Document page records
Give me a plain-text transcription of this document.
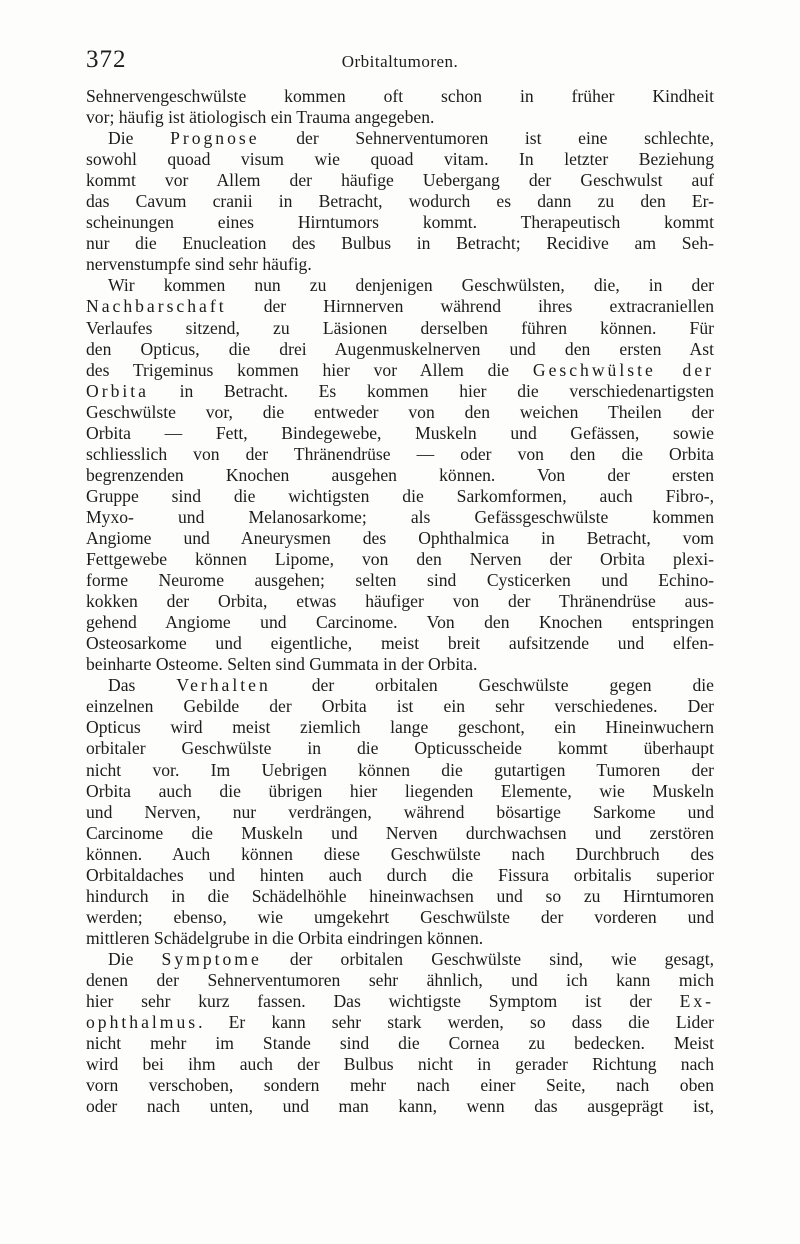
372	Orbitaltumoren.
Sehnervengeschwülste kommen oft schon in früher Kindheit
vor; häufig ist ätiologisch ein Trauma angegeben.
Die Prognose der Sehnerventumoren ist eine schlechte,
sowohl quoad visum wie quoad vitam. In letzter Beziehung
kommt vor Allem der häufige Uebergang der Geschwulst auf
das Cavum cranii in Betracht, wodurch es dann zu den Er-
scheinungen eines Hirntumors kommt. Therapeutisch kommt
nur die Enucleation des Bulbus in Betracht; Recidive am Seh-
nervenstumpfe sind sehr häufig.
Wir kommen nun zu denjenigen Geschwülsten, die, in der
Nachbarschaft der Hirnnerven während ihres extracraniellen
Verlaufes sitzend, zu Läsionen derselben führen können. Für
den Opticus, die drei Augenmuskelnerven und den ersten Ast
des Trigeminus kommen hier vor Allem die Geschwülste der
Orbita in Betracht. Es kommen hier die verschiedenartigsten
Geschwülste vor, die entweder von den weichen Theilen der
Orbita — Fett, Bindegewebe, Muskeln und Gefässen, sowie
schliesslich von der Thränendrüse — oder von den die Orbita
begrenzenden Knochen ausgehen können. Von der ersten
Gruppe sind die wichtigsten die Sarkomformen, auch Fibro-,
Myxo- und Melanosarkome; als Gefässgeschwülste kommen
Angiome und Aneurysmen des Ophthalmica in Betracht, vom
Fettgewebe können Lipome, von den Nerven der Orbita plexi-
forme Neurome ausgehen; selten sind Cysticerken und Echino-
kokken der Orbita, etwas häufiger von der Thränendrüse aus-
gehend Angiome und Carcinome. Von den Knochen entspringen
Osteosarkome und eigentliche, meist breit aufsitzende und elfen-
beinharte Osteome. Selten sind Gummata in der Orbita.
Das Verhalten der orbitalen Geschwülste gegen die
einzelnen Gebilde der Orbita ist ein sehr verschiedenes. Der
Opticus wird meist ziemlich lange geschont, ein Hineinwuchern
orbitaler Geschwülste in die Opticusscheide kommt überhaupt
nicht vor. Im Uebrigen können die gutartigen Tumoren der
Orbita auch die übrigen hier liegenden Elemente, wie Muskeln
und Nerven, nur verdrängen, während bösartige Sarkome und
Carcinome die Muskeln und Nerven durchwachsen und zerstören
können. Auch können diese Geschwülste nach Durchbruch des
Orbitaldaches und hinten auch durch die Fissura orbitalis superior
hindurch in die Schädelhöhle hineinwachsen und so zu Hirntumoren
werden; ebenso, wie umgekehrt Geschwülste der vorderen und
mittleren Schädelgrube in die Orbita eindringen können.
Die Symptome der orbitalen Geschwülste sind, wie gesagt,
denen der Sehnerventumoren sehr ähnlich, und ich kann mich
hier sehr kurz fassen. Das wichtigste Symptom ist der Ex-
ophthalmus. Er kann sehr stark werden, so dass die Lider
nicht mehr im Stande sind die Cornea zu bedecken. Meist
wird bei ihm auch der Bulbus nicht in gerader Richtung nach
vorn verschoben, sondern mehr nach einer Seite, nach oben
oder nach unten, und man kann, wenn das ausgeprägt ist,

> **PROBLEM TO SOLVE**
A word-for-word copy of the entries above is what is needed, without any images.

> **WRITTEN RESPONSE**
Give me a plain-text transcription of this document.
372	Orbitaltumoren.
Sehnervengeschwülste kommen oft schon in früher Kindheit
vor; häufig ist ätiologisch ein Trauma angegeben.
Die Prognose der Sehnerventumoren ist eine schlechte,
sowohl quoad visum wie quoad vitam. In letzter Beziehung
kommt vor Allem der häufige Uebergang der Geschwulst auf
das Cavum cranii in Betracht, wodurch es dann zu den Er-
scheinungen eines Hirntumors kommt. Therapeutisch kommt
nur die Enucleation des Bulbus in Betracht; Recidive am Seh-
nervenstumpfe sind sehr häufig.
Wir kommen nun zu denjenigen Geschwülsten, die, in der
Nachbarschaft der Hirnnerven während ihres extracraniellen
Verlaufes sitzend, zu Läsionen derselben führen können. Für
den Opticus, die drei Augenmuskelnerven und den ersten Ast
des Trigeminus kommen hier vor Allem die Geschwülste der
Orbita in Betracht. Es kommen hier die verschiedenartigsten
Geschwülste vor, die entweder von den weichen Theilen der
Orbita — Fett, Bindegewebe, Muskeln und Gefässen, sowie
schliesslich von der Thränendrüse — oder von den die Orbita
begrenzenden Knochen ausgehen können. Von der ersten
Gruppe sind die wichtigsten die Sarkomformen, auch Fibro-,
Myxo- und Melanosarkome; als Gefässgeschwülste kommen
Angiome und Aneurysmen des Ophthalmica in Betracht, vom
Fettgewebe können Lipome, von den Nerven der Orbita plexi-
forme Neurome ausgehen; selten sind Cysticerken und Echino-
kokken der Orbita, etwas häufiger von der Thränendrüse aus-
gehend Angiome und Carcinome. Von den Knochen entspringen
Osteosarkome und eigentliche, meist breit aufsitzende und elfen-
beinharte Osteome. Selten sind Gummata in der Orbita.
Das Verhalten der orbitalen Geschwülste gegen die
einzelnen Gebilde der Orbita ist ein sehr verschiedenes. Der
Opticus wird meist ziemlich lange geschont, ein Hineinwuchern
orbitaler Geschwülste in die Opticusscheide kommt überhaupt
nicht vor. Im Uebrigen können die gutartigen Tumoren der
Orbita auch die übrigen hier liegenden Elemente, wie Muskeln
und Nerven, nur verdrängen, während bösartige Sarkome und
Carcinome die Muskeln und Nerven durchwachsen und zerstören
können. Auch können diese Geschwülste nach Durchbruch des
Orbitaldaches und hinten auch durch die Fissura orbitalis superior
hindurch in die Schädelhöhle hineinwachsen und so zu Hirntumoren
werden; ebenso, wie umgekehrt Geschwülste der vorderen und
mittleren Schädelgrube in die Orbita eindringen können.
Die Symptome der orbitalen Geschwülste sind, wie gesagt,
denen der Sehnerventumoren sehr ähnlich, und ich kann mich
hier sehr kurz fassen. Das wichtigste Symptom ist der Ex-
ophthalmus. Er kann sehr stark werden, so dass die Lider
nicht mehr im Stande sind die Cornea zu bedecken. Meist
wird bei ihm auch der Bulbus nicht in gerader Richtung nach
vorn verschoben, sondern mehr nach einer Seite, nach oben
oder nach unten, und man kann, wenn das ausgeprägt ist,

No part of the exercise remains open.